--- start Dataset excerpts ---

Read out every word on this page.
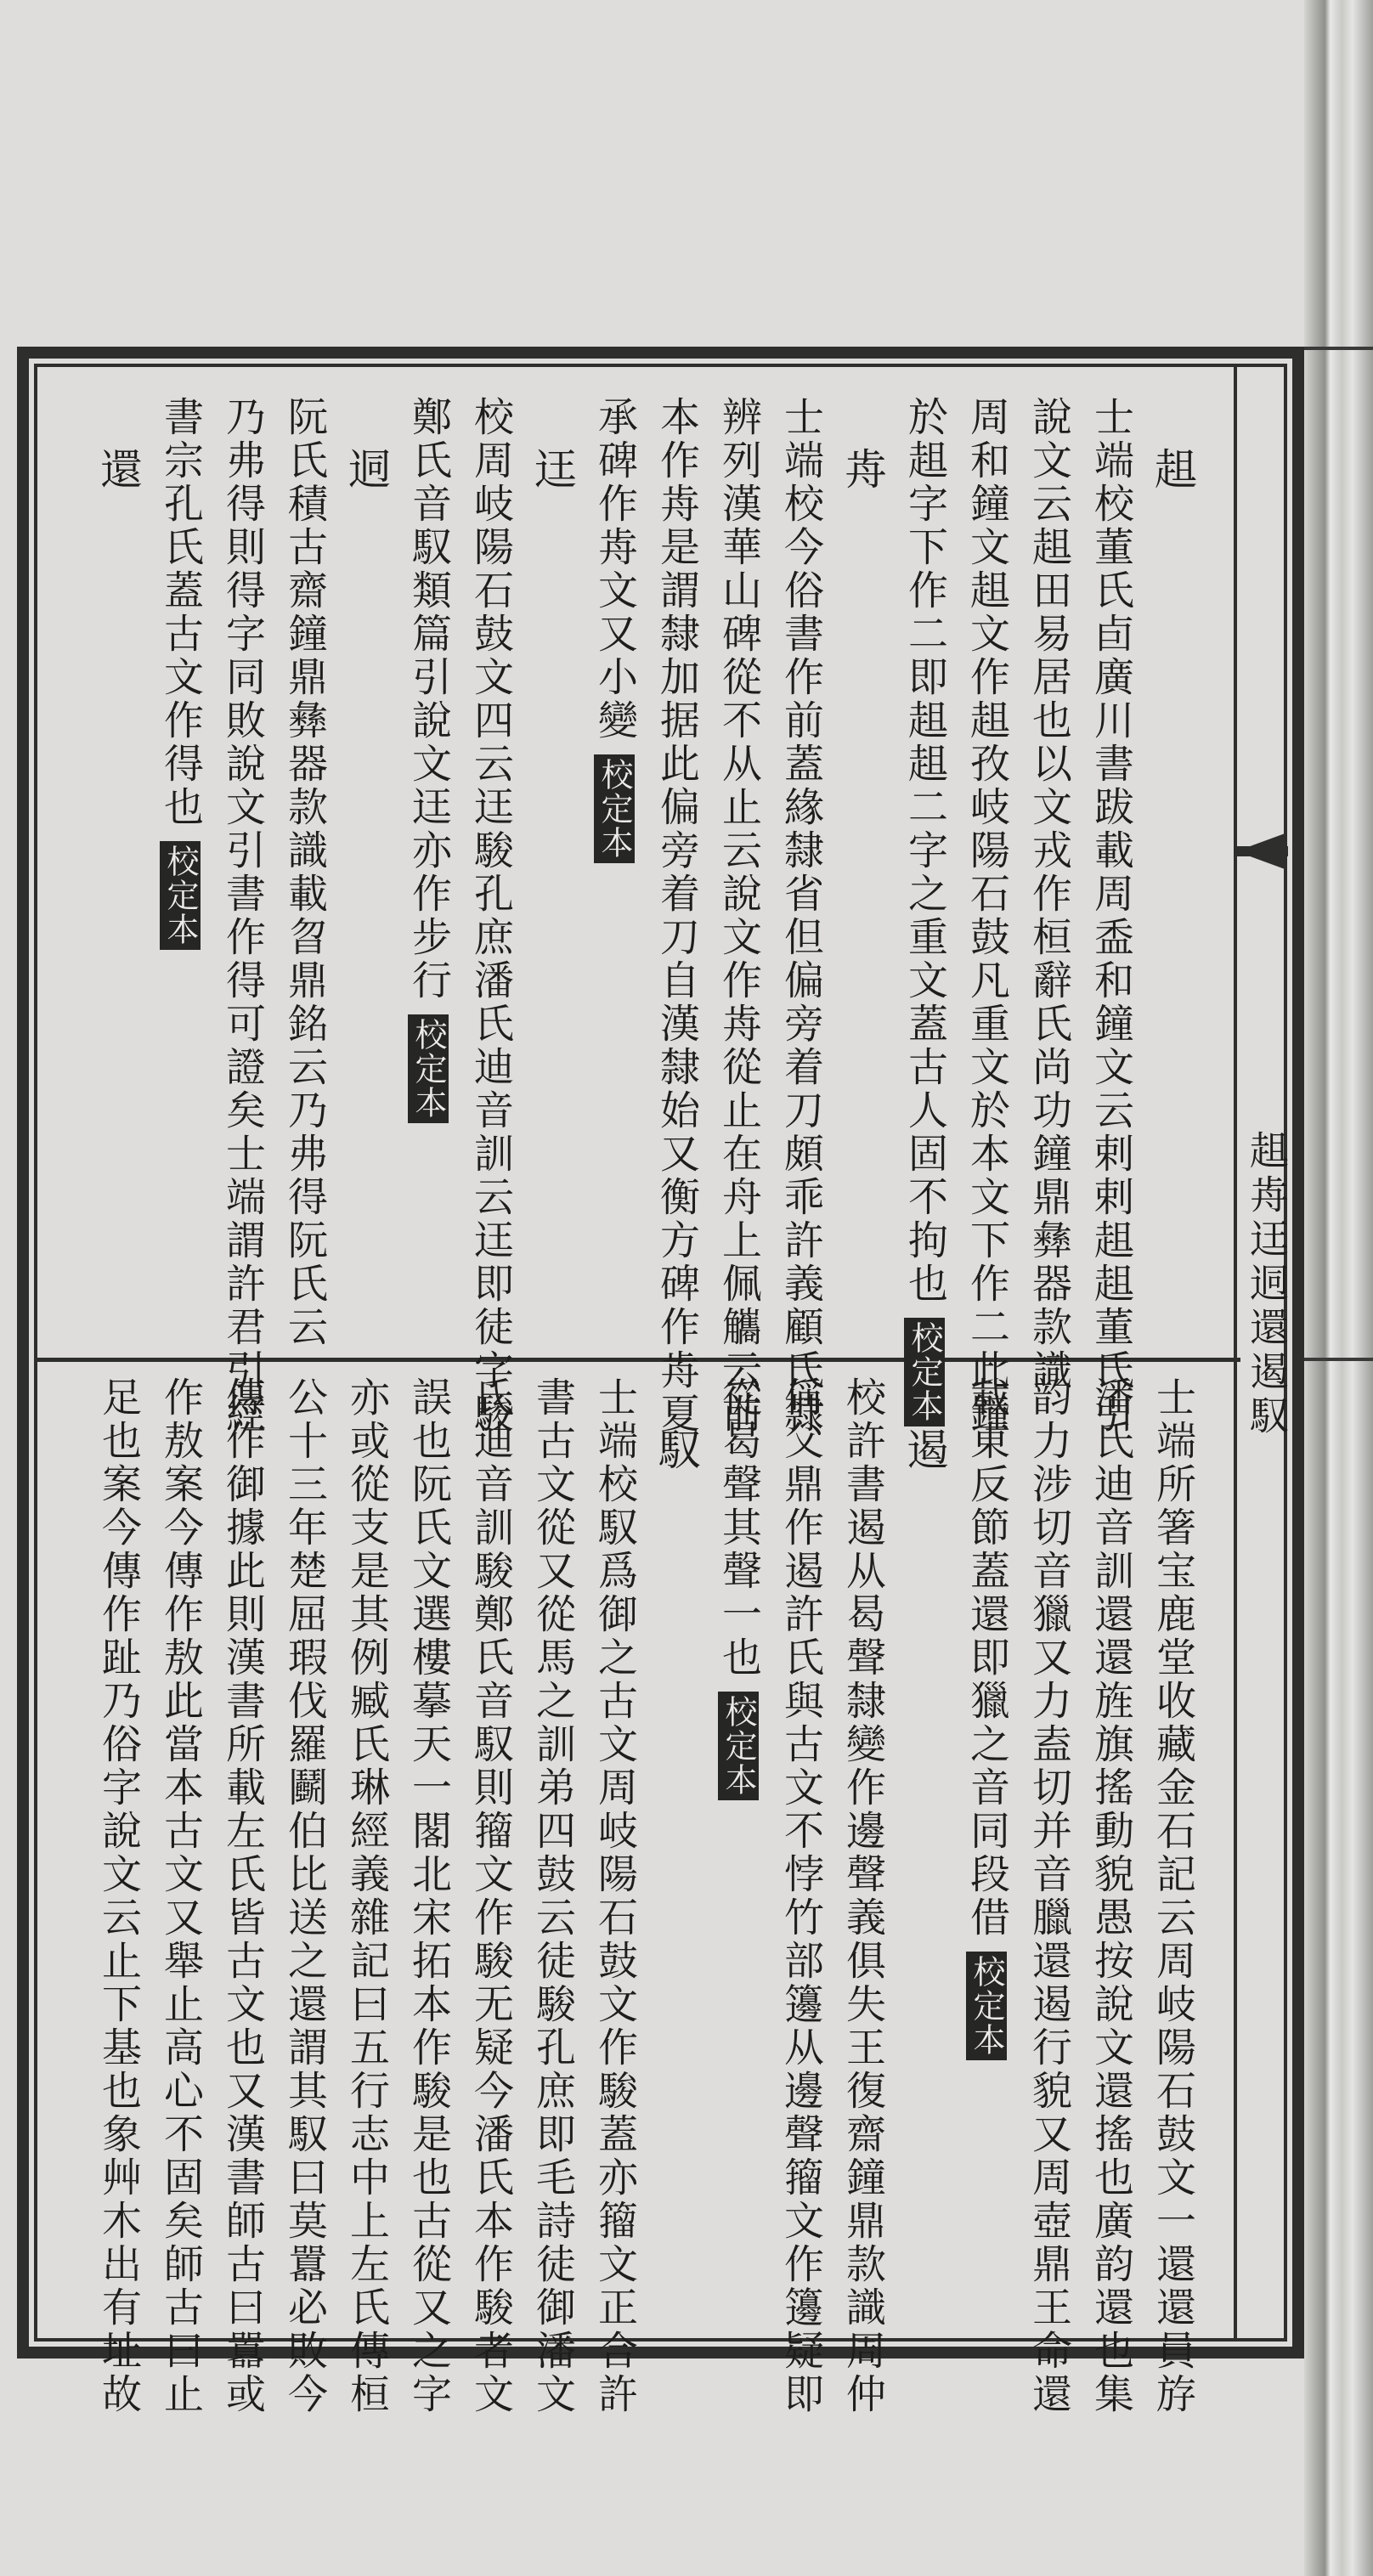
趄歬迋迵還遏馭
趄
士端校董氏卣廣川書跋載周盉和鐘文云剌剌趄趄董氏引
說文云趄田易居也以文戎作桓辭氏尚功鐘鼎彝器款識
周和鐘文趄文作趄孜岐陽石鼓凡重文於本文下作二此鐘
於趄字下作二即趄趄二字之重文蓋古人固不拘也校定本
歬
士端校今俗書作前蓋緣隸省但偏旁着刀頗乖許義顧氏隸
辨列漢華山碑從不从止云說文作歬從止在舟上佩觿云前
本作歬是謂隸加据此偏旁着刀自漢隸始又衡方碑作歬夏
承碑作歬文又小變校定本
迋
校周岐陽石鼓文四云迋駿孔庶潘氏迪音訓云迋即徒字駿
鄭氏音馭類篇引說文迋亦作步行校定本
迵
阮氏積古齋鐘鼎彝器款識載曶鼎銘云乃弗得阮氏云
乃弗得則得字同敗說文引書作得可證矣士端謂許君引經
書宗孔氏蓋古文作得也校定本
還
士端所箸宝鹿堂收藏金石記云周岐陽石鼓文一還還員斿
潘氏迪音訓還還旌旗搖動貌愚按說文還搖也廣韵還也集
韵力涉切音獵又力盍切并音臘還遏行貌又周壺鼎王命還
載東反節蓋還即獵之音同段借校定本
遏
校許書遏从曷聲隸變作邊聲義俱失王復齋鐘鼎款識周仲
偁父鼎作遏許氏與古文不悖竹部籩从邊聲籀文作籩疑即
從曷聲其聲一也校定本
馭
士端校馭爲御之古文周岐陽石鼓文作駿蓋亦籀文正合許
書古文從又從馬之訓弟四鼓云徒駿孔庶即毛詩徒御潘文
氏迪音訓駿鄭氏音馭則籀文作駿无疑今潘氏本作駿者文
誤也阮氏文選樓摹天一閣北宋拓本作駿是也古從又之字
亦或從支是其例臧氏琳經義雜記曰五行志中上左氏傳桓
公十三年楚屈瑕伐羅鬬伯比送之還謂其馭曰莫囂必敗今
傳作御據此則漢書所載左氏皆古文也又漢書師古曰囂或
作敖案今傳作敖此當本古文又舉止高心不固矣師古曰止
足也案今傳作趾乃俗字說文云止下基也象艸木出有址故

--- end Dataset excerpts ---

Except for the pictures, copy the material above exactly.

Answer in full
Read out every word on this page.
趄歬迋迵還遏馭
趄
士端校董氏卣廣川書跋載周盉和鐘文云剌剌趄趄董氏引
說文云趄田易居也以文戎作桓辭氏尚功鐘鼎彝器款識
周和鐘文趄文作趄孜岐陽石鼓凡重文於本文下作二此鐘
於趄字下作二即趄趄二字之重文蓋古人固不拘也校定本
歬
士端校今俗書作前蓋緣隸省但偏旁着刀頗乖許義顧氏隸
辨列漢華山碑從不从止云說文作歬從止在舟上佩觿云前
本作歬是謂隸加据此偏旁着刀自漢隸始又衡方碑作歬夏
承碑作歬文又小變校定本
迋
校周岐陽石鼓文四云迋駿孔庶潘氏迪音訓云迋即徒字駿
鄭氏音馭類篇引說文迋亦作步行校定本
迵
阮氏積古齋鐘鼎彝器款識載曶鼎銘云乃弗得阮氏云
乃弗得則得字同敗說文引書作得可證矣士端謂許君引經
書宗孔氏蓋古文作得也校定本
還
士端所箸宝鹿堂收藏金石記云周岐陽石鼓文一還還員斿
潘氏迪音訓還還旌旗搖動貌愚按說文還搖也廣韵還也集
韵力涉切音獵又力盍切并音臘還遏行貌又周壺鼎王命還
載東反節蓋還即獵之音同段借校定本
遏
校許書遏从曷聲隸變作邊聲義俱失王復齋鐘鼎款識周仲
偁父鼎作遏許氏與古文不悖竹部籩从邊聲籀文作籩疑即
從曷聲其聲一也校定本
馭
士端校馭爲御之古文周岐陽石鼓文作駿蓋亦籀文正合許
書古文從又從馬之訓弟四鼓云徒駿孔庶即毛詩徒御潘文
氏迪音訓駿鄭氏音馭則籀文作駿无疑今潘氏本作駿者文
誤也阮氏文選樓摹天一閣北宋拓本作駿是也古從又之字
亦或從支是其例臧氏琳經義雜記曰五行志中上左氏傳桓
公十三年楚屈瑕伐羅鬬伯比送之還謂其馭曰莫囂必敗今
傳作御據此則漢書所載左氏皆古文也又漢書師古曰囂或
作敖案今傳作敖此當本古文又舉止高心不固矣師古曰止
足也案今傳作趾乃俗字說文云止下基也象艸木出有址故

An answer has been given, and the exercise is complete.